WHAT THE EXERCISE ASKS => Find the lines holding the word "title" and collect them.

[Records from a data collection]

-- -- --

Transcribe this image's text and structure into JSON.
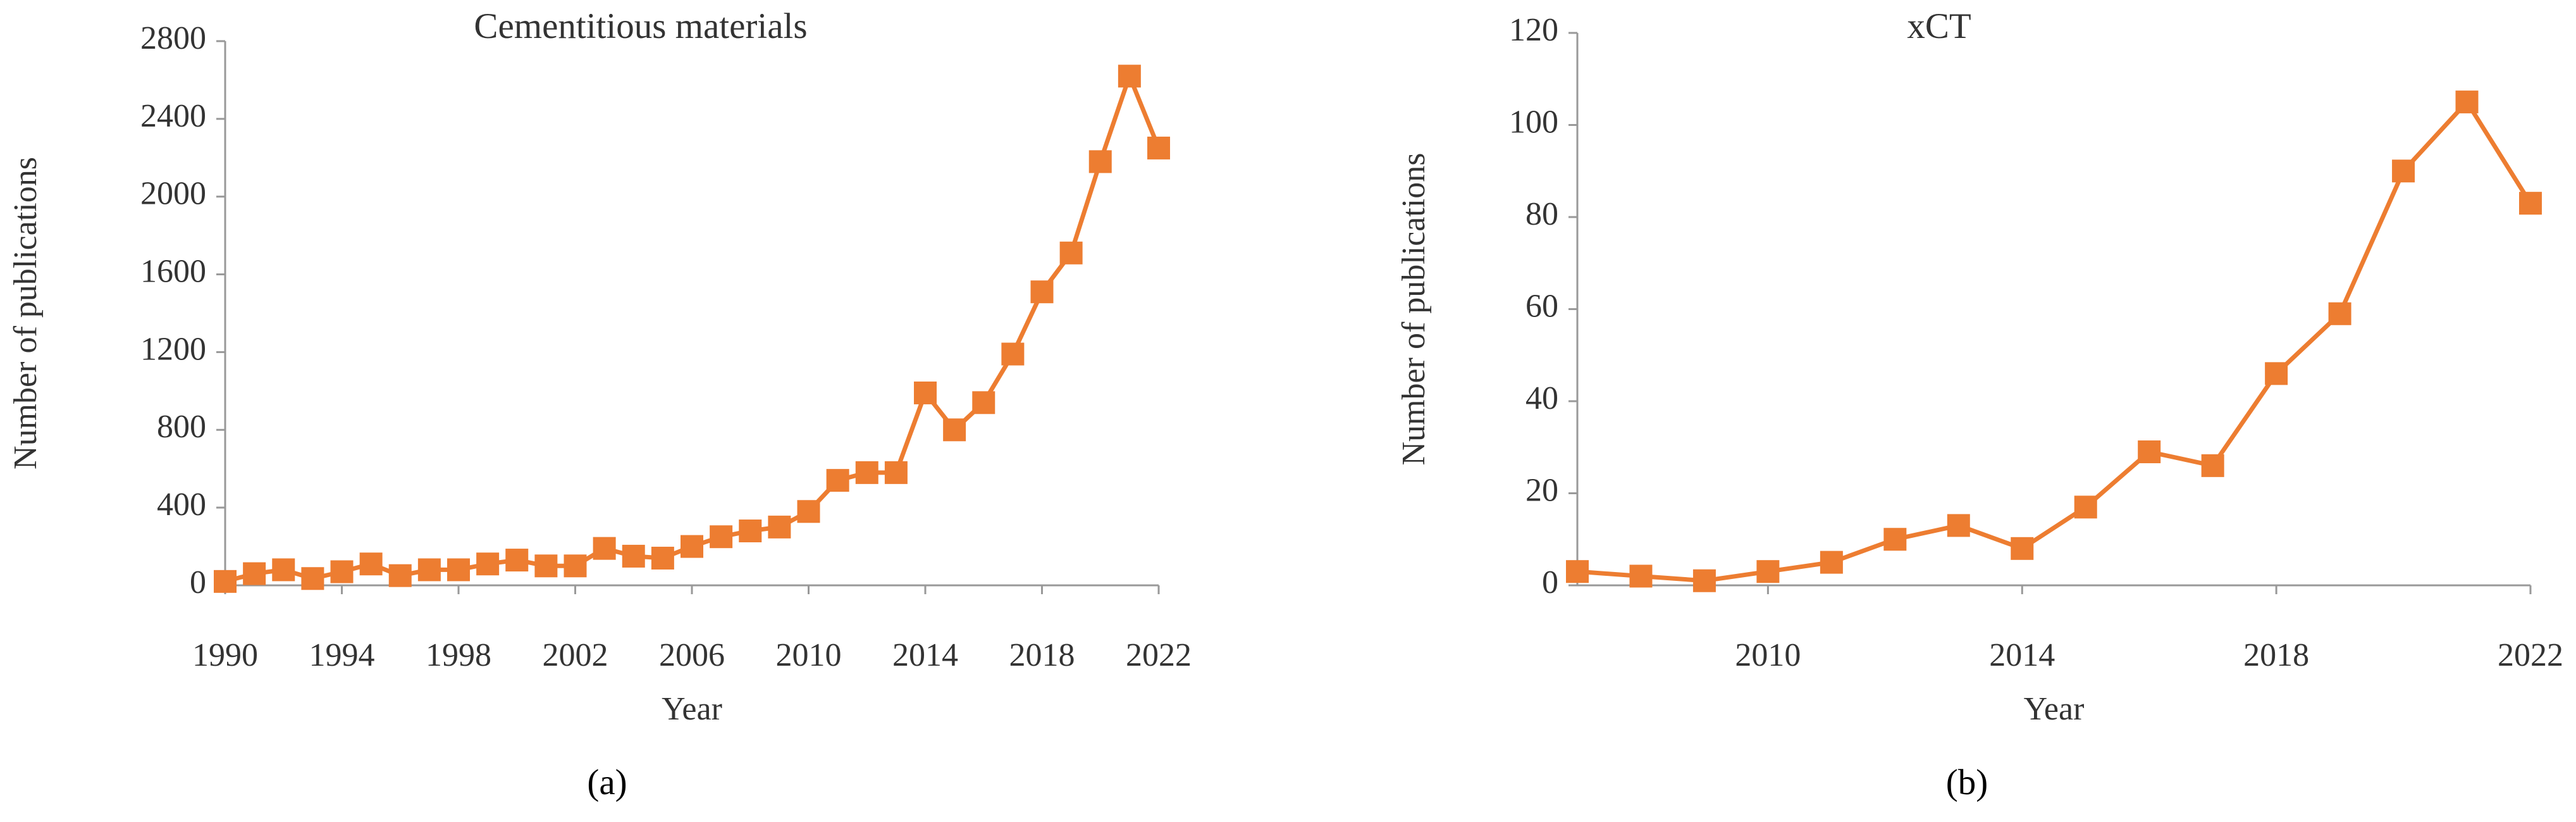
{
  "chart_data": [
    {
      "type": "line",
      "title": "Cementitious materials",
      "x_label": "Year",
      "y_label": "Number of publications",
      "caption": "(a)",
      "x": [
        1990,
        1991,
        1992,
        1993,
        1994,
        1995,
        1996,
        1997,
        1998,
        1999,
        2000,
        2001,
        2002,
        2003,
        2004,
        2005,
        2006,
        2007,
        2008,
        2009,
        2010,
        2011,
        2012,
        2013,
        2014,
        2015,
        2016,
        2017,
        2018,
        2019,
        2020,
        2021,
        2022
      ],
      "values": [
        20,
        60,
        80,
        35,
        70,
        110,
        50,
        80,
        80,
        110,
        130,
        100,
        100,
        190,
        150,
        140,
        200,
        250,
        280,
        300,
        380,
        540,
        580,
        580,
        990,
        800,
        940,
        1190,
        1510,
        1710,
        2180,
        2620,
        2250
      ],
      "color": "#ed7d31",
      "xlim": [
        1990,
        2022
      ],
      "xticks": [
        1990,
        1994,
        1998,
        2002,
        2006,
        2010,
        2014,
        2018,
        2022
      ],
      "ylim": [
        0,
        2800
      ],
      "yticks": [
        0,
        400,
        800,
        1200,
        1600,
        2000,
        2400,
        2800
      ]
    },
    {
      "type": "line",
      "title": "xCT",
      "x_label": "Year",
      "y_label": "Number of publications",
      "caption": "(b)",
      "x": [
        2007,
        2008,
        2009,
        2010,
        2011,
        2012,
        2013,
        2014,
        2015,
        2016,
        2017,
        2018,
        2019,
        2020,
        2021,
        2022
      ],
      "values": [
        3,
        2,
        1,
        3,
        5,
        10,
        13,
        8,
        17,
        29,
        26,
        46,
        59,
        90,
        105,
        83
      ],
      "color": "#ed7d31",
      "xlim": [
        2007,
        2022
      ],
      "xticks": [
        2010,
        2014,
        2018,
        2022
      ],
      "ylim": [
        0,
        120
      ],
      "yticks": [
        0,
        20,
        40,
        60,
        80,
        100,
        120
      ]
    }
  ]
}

-- -- --

ANSWER TO THIS PROBLEM =>
      "title": "Cementitious materials",
      "title": "xCT",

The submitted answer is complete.